Scan the data below. Pull out each line where "number" occurs.
################
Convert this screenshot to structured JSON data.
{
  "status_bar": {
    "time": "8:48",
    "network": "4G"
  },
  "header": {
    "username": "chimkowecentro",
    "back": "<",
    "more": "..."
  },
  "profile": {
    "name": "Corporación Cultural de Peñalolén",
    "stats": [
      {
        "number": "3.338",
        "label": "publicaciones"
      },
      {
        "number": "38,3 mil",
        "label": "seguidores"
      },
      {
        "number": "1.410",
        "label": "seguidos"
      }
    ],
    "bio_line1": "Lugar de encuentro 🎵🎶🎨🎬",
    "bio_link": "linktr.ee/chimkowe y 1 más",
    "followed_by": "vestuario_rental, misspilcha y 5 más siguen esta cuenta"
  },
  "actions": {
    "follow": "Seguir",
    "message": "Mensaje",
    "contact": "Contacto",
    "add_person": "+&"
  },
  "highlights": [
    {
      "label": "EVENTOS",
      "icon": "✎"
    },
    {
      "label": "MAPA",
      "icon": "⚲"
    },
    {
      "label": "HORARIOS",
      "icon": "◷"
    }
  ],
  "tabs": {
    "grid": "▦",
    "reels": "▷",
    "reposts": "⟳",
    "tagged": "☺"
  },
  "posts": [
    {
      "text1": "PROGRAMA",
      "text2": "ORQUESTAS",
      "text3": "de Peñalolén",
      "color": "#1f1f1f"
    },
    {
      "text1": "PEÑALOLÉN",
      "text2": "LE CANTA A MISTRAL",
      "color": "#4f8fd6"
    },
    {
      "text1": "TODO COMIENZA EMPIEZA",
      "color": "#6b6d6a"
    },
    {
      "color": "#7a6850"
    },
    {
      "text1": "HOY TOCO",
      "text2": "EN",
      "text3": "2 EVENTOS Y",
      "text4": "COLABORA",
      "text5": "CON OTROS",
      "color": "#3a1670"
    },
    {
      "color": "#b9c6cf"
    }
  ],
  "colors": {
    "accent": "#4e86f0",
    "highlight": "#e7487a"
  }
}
################
### FINAL ANSWER
        "number": "3.338",
        "number": "38,3 mil",
        "number": "1.410",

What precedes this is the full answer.